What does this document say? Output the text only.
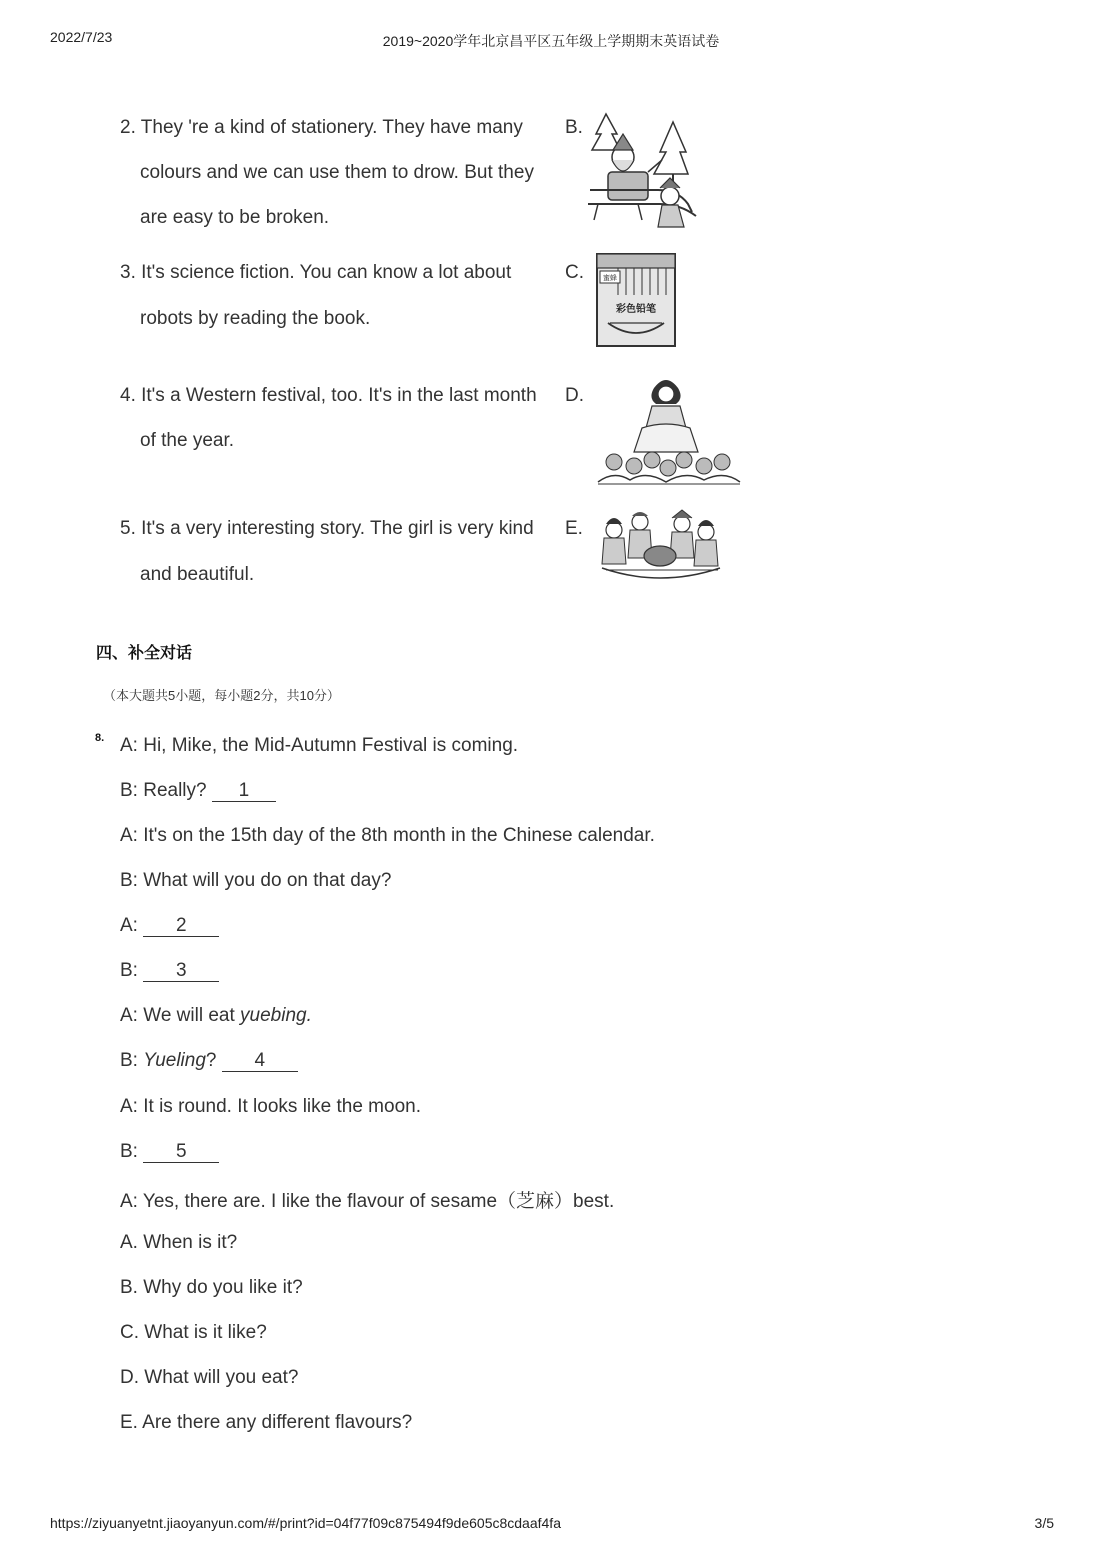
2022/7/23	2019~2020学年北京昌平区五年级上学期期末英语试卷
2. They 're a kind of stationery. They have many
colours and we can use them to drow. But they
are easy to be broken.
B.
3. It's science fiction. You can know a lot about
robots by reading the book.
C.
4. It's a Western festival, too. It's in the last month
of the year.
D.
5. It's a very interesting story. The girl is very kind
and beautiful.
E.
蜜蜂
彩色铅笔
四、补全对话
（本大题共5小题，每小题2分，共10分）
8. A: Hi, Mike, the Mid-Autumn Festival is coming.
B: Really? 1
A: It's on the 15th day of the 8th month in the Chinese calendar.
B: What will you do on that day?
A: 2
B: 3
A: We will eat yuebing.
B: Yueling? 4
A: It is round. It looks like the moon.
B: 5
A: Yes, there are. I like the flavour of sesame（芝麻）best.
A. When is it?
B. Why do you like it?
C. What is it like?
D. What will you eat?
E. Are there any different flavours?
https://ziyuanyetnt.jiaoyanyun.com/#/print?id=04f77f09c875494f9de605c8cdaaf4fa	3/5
---
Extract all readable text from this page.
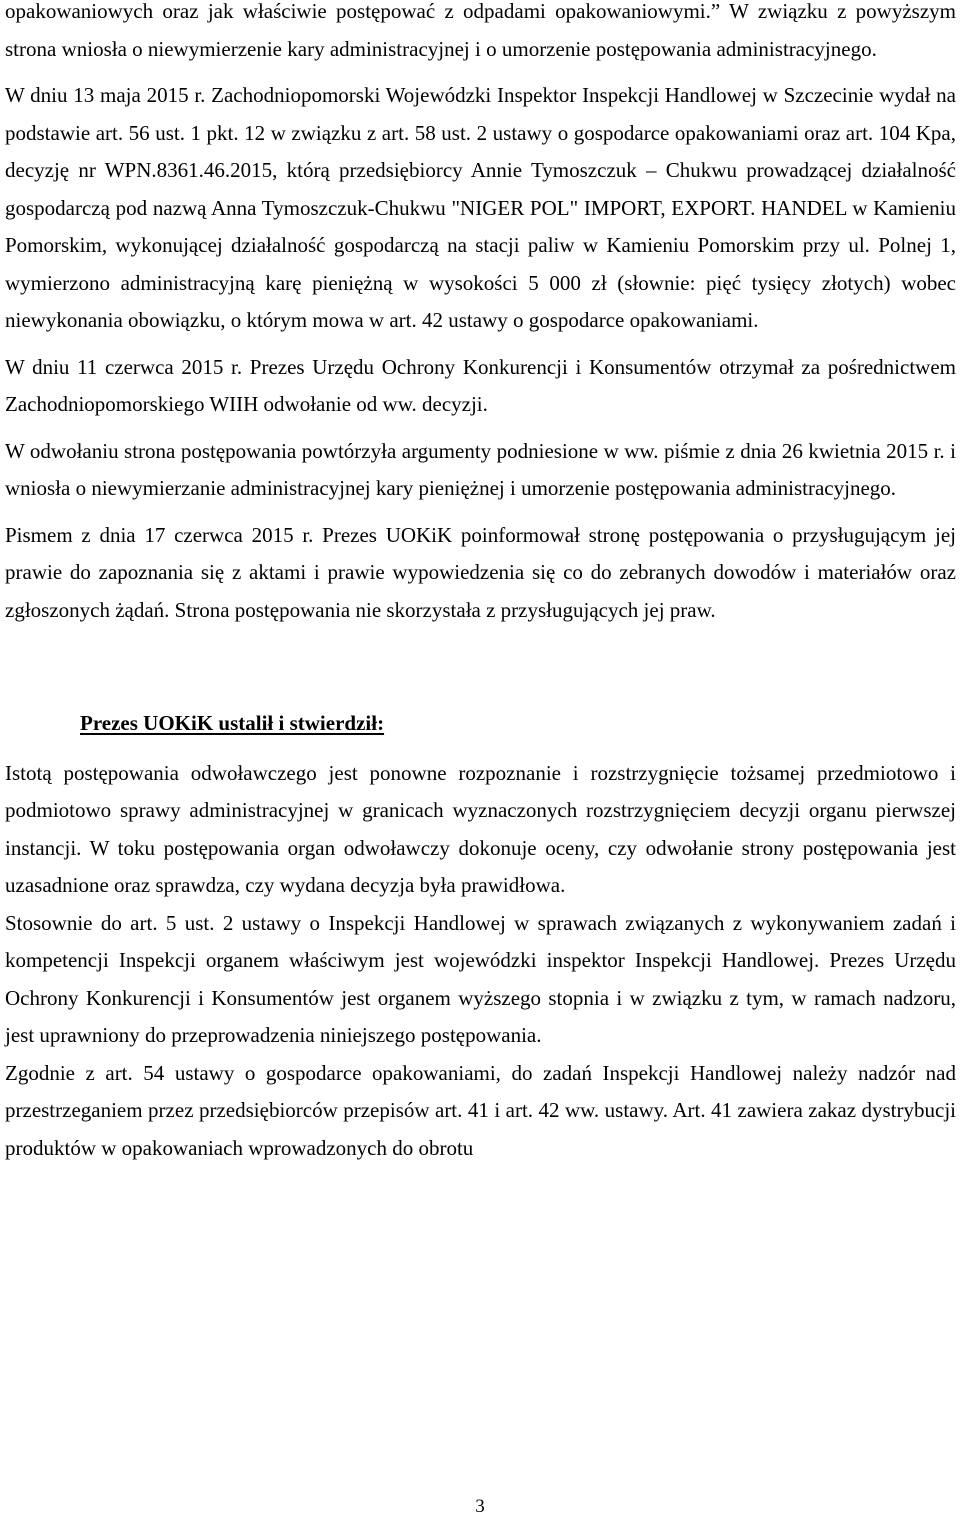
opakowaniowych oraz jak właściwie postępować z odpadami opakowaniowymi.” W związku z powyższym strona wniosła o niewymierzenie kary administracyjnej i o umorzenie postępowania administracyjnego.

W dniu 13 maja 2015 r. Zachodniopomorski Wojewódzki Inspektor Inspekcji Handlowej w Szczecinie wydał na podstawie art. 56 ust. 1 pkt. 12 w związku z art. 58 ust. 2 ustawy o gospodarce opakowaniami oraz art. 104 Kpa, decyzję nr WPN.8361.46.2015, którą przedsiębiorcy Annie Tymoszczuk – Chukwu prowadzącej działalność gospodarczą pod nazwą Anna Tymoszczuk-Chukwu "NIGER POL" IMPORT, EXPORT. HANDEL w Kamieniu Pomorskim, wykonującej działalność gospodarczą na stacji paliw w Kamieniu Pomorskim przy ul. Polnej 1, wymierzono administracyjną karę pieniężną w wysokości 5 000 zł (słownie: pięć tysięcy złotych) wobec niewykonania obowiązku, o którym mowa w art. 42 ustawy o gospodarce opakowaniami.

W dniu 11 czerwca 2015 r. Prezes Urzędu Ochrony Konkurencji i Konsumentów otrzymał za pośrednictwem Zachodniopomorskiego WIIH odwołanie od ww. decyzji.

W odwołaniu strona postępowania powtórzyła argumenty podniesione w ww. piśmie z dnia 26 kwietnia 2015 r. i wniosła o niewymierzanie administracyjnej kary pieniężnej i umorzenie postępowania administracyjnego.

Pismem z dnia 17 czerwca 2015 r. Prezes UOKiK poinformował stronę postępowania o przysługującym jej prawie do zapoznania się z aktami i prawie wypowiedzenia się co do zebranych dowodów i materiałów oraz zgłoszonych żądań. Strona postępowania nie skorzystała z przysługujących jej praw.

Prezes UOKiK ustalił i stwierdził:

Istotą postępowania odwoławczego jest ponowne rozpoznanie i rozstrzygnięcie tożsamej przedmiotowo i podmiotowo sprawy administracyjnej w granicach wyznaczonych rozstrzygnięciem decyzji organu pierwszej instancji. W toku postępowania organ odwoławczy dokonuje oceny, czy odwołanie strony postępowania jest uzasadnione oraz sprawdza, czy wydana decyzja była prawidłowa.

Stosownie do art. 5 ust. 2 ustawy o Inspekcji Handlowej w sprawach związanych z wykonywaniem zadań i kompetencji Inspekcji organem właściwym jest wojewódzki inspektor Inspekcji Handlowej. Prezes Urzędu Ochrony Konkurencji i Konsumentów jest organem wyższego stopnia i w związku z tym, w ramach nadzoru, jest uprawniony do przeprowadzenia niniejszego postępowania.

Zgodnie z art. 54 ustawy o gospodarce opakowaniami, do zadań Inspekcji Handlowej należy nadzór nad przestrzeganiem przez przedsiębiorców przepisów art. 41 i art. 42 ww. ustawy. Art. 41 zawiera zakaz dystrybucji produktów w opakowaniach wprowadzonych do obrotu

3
...
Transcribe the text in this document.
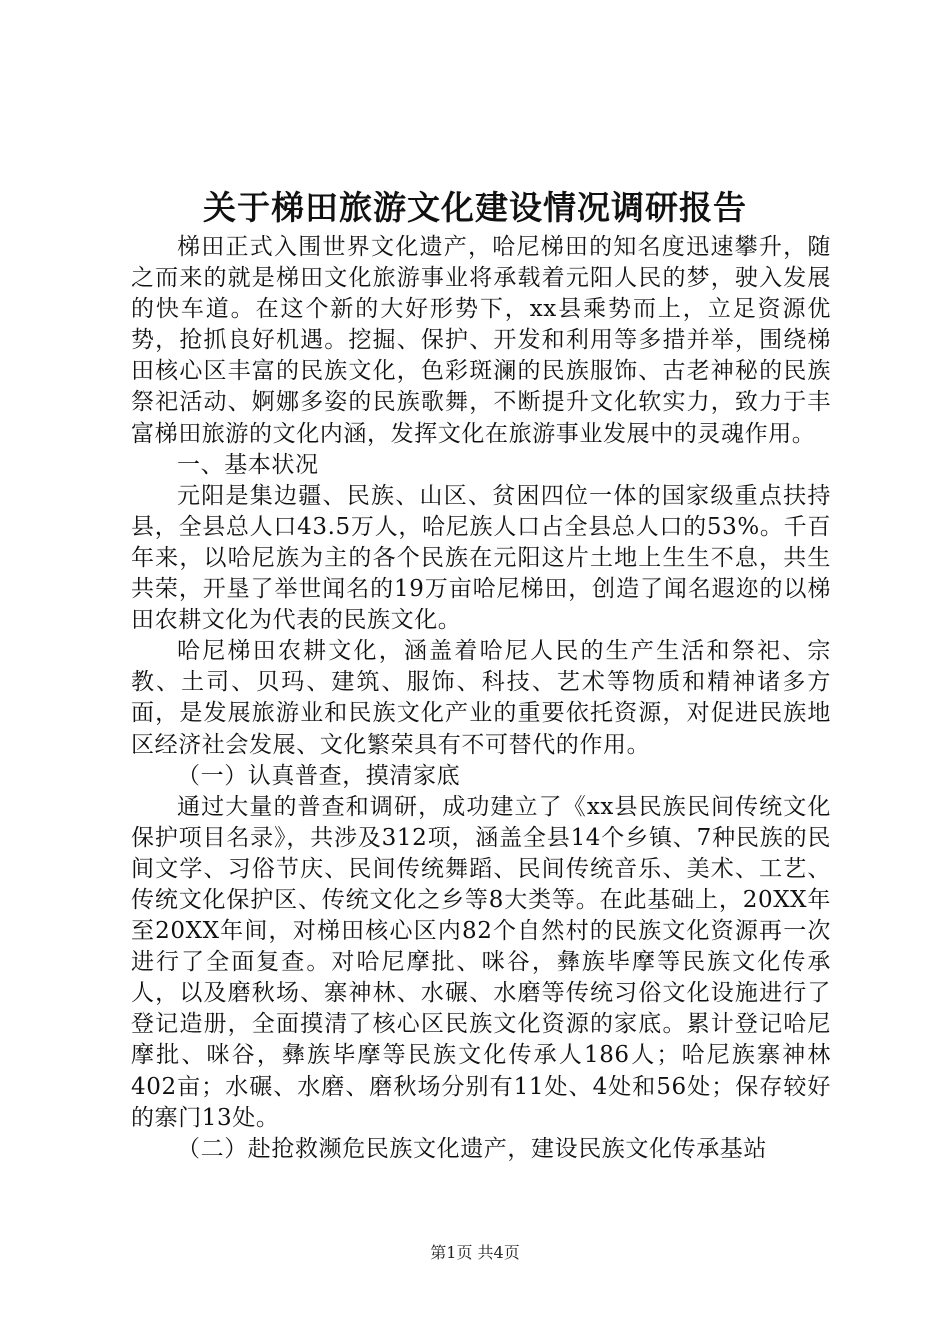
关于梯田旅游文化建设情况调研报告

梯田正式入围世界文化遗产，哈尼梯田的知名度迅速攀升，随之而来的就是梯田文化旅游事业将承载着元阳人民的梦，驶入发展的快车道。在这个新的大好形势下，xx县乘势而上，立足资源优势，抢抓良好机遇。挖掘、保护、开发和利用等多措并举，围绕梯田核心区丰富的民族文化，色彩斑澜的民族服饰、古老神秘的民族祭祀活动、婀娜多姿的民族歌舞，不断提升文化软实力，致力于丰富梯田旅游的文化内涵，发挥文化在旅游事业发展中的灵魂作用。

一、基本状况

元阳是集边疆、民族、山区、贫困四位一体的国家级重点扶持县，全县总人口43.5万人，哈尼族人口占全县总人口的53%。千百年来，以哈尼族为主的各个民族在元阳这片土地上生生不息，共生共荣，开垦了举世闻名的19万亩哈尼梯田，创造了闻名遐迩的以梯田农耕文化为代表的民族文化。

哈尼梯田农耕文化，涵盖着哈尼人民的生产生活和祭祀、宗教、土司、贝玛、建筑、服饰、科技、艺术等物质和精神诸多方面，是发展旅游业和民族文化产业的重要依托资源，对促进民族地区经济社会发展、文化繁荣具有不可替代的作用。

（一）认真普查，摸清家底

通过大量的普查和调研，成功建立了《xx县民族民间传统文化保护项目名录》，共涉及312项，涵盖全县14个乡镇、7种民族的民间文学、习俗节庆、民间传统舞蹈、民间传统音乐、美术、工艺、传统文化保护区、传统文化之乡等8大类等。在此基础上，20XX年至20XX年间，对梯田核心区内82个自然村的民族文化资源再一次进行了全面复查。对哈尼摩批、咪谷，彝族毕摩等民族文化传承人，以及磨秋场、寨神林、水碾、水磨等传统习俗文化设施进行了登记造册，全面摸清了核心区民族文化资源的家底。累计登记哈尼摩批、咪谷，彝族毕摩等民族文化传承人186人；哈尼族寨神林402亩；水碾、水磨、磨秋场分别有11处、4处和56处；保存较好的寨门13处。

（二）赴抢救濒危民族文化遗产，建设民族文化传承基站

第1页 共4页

### INSTRUCTIONS FOR THE TASK
Locate each line with the word "gospodarce" and copy it.

### IN RESPONSE
W dniu 13 maja 2015 r. Zachodniopomorski Wojewódzki Inspektor Inspekcji Handlowej w Szczecinie wydał na podstawie art. 56 ust. 1 pkt. 12 w związku z art. 58 ust. 2 ustawy o gospodarce opakowaniami oraz art. 104 Kpa, decyzję nr WPN.8361.46.2015, którą przedsiębiorcy Annie Tymoszczuk – Chukwu prowadzącej działalność gospodarczą pod nazwą Anna Tymoszczuk-Chukwu "NIGER POL" IMPORT, EXPORT. HANDEL w Kamieniu Pomorskim, wykonującej działalność gospodarczą na stacji paliw w Kamieniu Pomorskim przy ul. Polnej 1, wymierzono administracyjną karę pieniężną w wysokości 5 000 zł (słownie: pięć tysięcy złotych) wobec niewykonania obowiązku, o którym mowa w art. 42 ustawy o gospodarce opakowaniami.
Zgodnie z art. 54 ustawy o gospodarce opakowaniami, do zadań Inspekcji Handlowej należy nadzór nad przestrzeganiem przez przedsiębiorców przepisów art. 41 i art. 42 ww. ustawy. Art. 41 zawiera zakaz dystrybucji produktów w opakowaniach wprowadzonych do obrotu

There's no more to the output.